┌──
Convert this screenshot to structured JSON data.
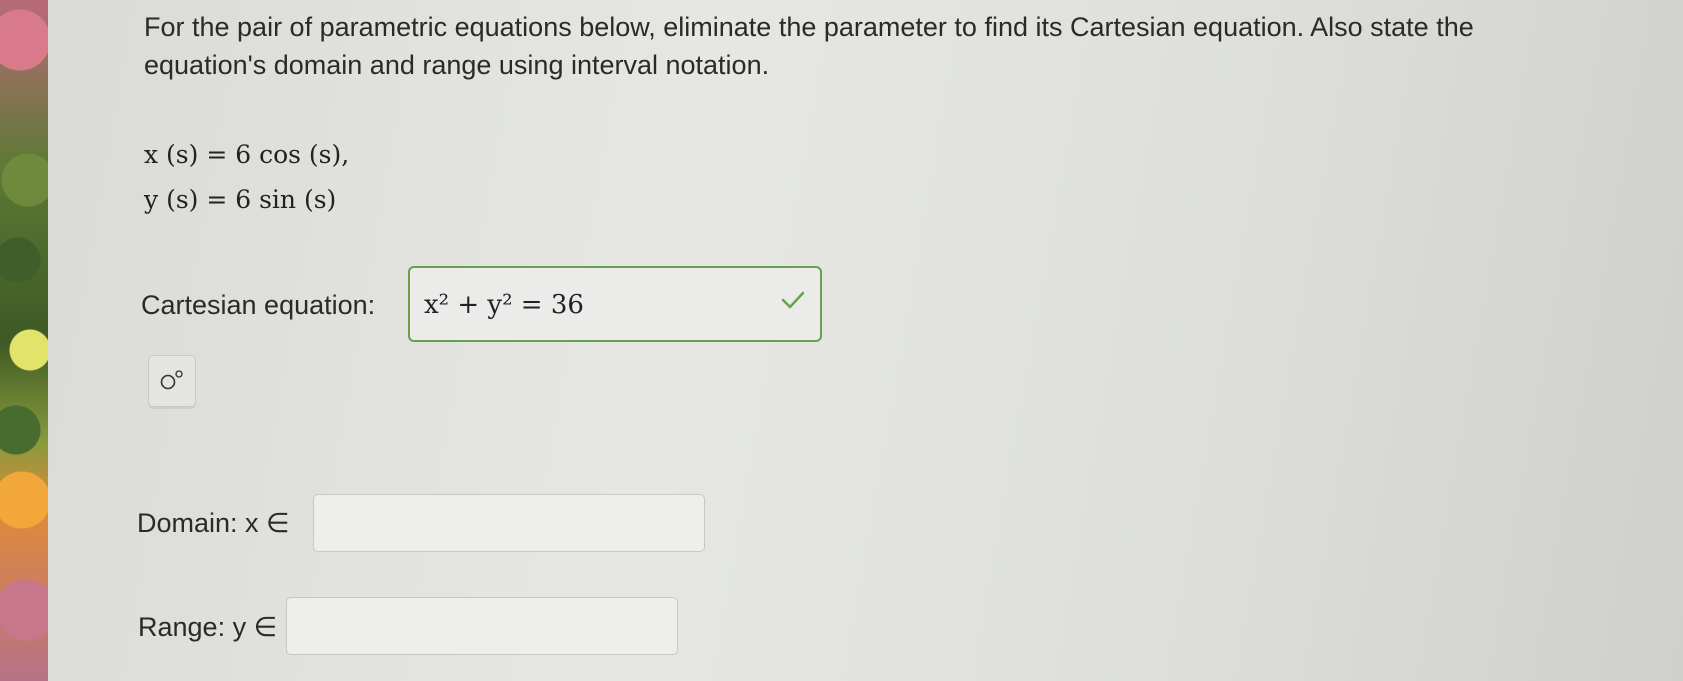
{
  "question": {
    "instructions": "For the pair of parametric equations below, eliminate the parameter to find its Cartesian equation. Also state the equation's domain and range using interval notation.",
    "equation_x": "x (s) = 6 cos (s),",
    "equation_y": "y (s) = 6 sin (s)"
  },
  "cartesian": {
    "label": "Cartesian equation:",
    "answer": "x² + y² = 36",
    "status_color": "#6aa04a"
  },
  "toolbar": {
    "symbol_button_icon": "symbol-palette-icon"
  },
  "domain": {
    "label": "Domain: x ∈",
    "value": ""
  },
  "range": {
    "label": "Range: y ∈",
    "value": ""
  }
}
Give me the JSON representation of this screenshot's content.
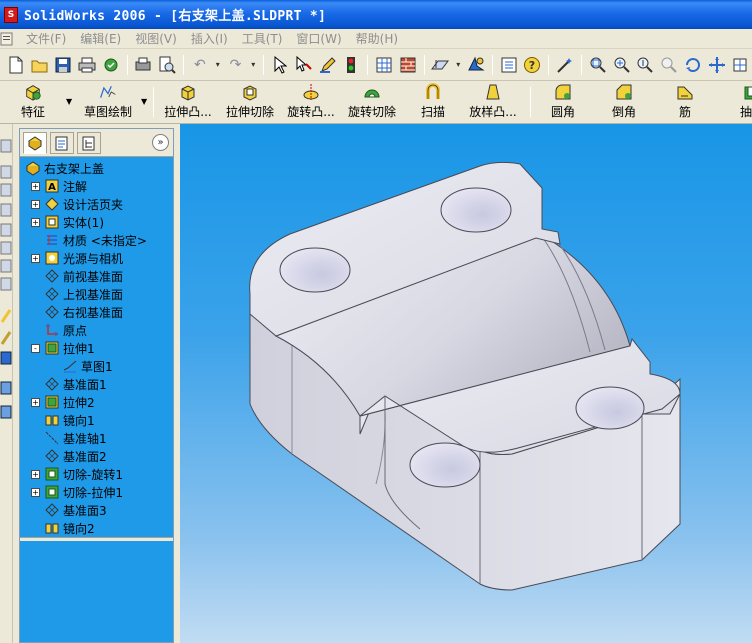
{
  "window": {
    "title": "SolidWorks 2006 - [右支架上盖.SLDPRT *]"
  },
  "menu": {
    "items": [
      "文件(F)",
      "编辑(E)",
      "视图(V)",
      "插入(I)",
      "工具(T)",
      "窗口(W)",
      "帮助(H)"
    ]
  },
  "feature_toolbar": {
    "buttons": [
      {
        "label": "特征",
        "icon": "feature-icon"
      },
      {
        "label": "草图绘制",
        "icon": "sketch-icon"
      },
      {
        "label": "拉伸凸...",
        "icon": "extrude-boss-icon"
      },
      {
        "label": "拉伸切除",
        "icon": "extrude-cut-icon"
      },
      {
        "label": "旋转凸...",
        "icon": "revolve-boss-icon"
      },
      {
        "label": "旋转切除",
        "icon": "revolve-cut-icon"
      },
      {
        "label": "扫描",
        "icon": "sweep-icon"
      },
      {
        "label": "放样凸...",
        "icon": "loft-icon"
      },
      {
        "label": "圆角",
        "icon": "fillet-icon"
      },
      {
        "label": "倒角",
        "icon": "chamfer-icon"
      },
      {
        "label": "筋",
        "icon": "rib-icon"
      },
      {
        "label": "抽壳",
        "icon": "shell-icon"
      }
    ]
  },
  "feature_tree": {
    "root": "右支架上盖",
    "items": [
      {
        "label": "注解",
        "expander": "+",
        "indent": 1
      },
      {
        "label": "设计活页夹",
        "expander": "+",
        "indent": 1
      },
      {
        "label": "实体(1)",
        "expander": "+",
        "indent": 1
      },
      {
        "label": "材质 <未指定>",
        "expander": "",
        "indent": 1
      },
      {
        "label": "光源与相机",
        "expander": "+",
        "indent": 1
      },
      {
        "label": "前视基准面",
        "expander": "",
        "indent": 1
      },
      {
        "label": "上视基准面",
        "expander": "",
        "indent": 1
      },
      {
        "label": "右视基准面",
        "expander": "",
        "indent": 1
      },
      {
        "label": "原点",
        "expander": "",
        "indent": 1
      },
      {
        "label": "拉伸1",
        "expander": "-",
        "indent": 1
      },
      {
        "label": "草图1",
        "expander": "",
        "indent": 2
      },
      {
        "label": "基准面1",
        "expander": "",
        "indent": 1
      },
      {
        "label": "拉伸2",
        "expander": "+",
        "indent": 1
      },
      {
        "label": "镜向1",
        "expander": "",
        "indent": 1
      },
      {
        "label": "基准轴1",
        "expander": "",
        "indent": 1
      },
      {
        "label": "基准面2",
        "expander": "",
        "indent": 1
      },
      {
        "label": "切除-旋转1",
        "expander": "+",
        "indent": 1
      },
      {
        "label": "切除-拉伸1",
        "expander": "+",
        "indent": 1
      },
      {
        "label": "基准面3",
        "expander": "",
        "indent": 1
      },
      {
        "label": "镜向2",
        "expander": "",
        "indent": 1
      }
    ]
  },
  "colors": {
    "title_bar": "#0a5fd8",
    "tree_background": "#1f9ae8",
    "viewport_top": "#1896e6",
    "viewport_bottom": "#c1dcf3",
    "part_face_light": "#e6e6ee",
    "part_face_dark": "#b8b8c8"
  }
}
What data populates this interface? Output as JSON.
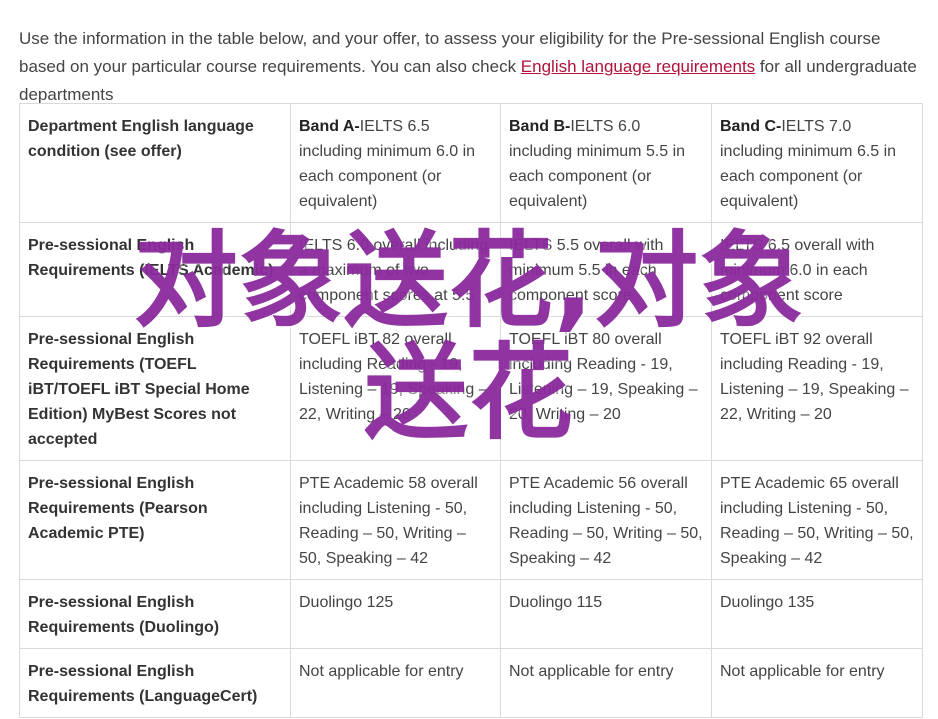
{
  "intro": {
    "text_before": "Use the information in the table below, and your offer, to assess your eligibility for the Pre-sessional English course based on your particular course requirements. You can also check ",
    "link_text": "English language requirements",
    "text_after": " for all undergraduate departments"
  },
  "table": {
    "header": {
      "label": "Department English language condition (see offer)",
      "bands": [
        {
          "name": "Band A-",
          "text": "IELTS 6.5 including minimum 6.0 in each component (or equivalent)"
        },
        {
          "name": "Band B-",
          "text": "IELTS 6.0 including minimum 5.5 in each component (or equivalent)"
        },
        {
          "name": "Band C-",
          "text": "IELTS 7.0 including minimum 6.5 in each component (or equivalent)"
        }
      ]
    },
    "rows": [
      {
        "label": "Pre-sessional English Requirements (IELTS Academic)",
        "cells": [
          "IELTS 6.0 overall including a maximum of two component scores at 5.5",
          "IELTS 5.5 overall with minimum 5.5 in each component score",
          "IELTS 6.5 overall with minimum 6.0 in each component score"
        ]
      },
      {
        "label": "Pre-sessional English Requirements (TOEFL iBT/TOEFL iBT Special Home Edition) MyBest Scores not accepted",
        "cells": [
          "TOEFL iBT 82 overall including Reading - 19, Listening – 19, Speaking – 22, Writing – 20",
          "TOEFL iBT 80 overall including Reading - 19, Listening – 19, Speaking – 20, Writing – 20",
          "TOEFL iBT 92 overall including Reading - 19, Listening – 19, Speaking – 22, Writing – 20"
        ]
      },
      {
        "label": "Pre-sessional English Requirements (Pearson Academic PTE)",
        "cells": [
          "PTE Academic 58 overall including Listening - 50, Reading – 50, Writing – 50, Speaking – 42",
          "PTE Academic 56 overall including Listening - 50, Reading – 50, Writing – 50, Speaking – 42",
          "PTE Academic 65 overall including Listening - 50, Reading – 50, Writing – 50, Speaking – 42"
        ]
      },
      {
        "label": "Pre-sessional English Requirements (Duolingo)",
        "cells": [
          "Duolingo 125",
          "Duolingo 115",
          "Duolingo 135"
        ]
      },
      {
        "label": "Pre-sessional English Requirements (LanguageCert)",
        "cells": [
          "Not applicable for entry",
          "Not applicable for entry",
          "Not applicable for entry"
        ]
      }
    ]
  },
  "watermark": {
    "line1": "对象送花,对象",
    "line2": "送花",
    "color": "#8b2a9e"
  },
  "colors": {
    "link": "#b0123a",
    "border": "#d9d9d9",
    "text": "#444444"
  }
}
└──
┌──
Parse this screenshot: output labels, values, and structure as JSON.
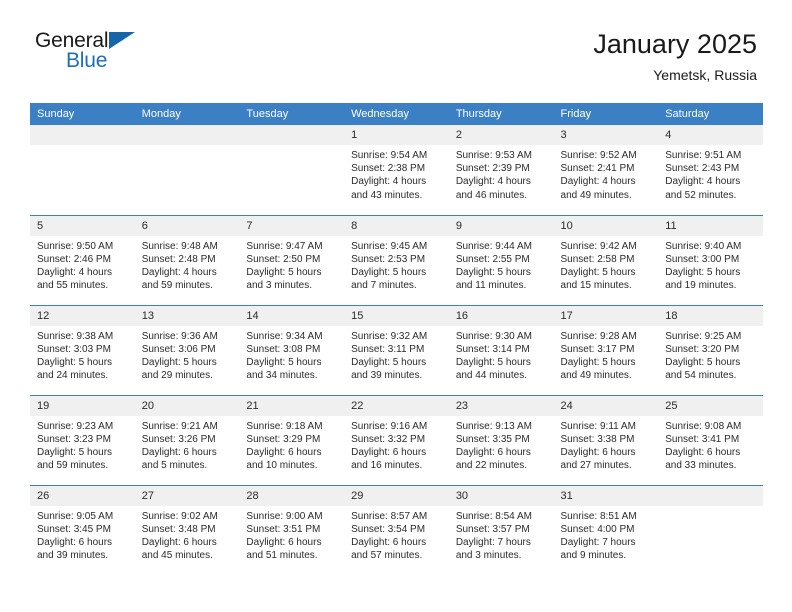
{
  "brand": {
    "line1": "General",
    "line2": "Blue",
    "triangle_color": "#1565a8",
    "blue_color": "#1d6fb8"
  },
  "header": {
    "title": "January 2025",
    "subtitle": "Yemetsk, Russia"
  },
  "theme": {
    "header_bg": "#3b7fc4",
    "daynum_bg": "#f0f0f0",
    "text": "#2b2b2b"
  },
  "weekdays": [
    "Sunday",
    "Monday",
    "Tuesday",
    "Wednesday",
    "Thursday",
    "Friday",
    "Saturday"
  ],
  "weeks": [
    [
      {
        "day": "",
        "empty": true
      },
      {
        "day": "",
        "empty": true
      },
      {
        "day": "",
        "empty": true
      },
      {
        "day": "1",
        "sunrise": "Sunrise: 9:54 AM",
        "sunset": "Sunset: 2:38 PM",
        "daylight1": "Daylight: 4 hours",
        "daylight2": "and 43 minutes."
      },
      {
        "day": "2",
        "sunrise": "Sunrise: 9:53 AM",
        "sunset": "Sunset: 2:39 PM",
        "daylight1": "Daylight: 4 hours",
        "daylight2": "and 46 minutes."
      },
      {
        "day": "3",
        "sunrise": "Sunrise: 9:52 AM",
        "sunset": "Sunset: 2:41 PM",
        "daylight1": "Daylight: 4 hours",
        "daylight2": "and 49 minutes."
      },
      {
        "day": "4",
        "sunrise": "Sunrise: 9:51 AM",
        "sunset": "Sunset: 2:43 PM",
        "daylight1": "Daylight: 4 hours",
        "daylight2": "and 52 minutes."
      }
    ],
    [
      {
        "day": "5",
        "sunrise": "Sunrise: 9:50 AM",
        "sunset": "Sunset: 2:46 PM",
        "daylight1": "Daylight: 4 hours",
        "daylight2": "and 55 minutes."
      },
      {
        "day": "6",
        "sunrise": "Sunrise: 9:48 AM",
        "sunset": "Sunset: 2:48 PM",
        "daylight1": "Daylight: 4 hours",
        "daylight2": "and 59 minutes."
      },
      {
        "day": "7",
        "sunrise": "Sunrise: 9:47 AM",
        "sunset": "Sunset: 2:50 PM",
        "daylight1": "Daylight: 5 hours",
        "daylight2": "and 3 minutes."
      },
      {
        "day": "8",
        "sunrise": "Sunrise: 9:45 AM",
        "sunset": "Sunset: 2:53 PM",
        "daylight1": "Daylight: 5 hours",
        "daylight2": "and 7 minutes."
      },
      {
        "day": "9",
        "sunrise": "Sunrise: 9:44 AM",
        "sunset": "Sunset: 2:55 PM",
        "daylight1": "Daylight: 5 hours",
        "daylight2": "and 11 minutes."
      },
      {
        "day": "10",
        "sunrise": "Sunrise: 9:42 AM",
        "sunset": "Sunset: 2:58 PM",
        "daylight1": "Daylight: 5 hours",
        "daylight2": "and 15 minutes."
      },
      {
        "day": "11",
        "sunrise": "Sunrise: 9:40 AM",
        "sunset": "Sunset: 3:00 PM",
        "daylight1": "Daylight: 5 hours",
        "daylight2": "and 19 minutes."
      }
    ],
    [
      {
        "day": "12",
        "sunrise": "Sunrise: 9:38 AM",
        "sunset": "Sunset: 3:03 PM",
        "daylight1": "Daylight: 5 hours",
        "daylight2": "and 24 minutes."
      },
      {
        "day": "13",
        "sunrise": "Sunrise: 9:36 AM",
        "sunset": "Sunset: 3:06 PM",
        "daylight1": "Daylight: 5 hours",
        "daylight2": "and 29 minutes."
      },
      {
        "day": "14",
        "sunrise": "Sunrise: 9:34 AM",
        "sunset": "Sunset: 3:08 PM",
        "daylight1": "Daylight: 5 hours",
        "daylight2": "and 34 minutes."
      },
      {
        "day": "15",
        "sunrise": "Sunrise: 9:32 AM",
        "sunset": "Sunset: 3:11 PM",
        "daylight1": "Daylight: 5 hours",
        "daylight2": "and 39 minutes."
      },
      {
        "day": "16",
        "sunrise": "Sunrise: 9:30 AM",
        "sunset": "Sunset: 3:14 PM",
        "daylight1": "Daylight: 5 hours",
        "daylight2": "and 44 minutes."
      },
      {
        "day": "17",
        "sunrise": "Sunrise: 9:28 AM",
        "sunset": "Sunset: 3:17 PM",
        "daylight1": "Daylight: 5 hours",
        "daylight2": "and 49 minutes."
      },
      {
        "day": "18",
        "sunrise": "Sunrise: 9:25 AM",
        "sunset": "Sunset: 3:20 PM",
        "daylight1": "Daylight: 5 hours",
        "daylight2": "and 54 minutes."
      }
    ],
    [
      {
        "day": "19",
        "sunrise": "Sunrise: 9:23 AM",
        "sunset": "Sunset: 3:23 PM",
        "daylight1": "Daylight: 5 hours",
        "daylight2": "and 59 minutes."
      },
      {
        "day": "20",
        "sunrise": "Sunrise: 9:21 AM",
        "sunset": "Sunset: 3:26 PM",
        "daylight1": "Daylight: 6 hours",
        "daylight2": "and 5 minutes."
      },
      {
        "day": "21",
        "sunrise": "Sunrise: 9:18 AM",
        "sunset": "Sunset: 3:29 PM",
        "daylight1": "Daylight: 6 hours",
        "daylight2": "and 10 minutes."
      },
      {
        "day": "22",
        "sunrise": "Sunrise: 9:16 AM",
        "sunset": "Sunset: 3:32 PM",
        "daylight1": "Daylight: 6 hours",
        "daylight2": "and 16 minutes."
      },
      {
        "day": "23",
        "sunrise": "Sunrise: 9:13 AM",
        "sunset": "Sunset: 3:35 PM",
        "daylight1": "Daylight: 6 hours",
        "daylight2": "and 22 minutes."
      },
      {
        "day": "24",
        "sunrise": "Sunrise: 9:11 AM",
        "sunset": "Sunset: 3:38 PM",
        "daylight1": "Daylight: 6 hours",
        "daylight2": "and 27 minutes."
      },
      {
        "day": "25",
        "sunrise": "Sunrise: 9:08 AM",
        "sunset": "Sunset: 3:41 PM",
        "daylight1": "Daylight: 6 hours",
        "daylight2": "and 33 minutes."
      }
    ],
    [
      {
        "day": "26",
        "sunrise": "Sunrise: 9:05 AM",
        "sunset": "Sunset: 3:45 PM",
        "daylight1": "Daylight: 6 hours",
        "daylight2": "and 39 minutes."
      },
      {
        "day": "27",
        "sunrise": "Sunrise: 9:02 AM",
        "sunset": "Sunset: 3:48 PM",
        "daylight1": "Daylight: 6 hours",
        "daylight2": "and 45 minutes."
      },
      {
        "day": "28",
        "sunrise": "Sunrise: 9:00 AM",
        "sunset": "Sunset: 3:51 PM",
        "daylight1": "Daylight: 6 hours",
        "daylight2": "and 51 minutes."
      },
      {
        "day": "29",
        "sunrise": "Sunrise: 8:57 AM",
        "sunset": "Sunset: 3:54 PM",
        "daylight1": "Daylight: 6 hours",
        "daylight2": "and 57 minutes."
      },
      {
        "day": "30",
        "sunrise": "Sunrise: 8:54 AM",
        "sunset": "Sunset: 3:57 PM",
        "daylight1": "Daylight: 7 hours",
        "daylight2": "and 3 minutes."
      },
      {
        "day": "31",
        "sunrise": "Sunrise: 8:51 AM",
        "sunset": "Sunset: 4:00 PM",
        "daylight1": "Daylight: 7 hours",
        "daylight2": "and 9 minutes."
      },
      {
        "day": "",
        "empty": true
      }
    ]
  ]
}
└──
┌──
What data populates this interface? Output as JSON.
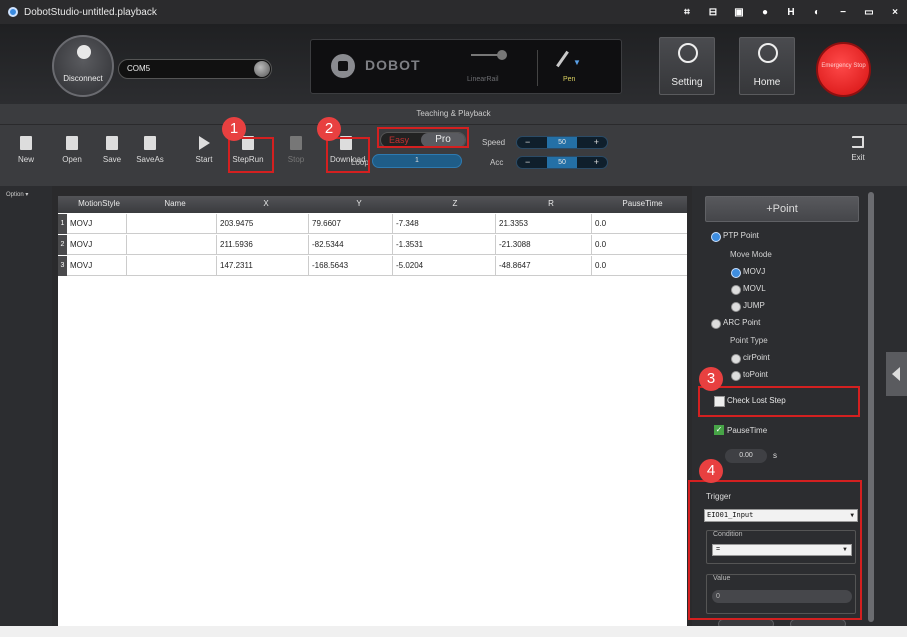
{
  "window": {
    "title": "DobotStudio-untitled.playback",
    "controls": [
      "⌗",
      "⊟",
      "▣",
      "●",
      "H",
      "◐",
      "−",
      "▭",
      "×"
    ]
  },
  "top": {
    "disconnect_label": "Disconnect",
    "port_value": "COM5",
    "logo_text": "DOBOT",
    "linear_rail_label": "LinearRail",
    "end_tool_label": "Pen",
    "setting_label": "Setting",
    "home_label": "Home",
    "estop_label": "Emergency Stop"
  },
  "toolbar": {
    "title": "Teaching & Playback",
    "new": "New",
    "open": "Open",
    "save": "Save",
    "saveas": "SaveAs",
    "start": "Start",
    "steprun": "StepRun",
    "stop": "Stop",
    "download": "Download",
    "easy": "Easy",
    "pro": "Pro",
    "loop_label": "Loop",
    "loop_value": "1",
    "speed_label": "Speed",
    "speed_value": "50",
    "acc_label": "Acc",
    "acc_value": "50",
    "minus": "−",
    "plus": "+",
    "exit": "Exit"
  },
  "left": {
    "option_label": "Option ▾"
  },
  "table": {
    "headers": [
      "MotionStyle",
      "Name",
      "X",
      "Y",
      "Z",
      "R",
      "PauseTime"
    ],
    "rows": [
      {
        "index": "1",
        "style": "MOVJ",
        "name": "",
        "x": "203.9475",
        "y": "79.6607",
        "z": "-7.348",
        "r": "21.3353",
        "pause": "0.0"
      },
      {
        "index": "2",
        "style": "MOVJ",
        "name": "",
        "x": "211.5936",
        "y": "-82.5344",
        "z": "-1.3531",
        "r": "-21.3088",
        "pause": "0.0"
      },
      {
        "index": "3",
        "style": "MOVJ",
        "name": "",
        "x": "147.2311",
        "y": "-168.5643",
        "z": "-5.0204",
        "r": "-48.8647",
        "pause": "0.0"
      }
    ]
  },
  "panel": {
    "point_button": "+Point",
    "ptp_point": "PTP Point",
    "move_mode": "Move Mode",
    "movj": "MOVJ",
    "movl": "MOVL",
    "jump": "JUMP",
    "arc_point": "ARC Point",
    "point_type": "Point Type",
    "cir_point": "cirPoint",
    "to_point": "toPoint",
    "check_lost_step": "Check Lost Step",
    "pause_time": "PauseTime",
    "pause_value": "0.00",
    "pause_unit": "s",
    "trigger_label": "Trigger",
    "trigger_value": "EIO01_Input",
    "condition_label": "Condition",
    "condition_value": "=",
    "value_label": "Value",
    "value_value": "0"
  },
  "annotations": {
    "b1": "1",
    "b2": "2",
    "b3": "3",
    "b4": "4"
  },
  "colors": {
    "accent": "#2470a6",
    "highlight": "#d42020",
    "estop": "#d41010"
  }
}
└──
Note each line of the entries that has "Writing" in it, and copy those lines.

▸ THE OUTPUT:
          "TOEFL iBT 82 overall including Reading - 19, Listening – 19, Speaking – 22, Writing – 20",
          "TOEFL iBT 80 overall including Reading - 19, Listening – 19, Speaking – 20, Writing – 20",
          "TOEFL iBT 92 overall including Reading - 19, Listening – 19, Speaking – 22, Writing – 20"
          "PTE Academic 58 overall including Listening - 50, Reading – 50, Writing – 50, Speaking – 42",
          "PTE Academic 56 overall including Listening - 50, Reading – 50, Writing – 50, Speaking – 42",
          "PTE Academic 65 overall including Listening - 50, Reading – 50, Writing – 50, Speaking – 42"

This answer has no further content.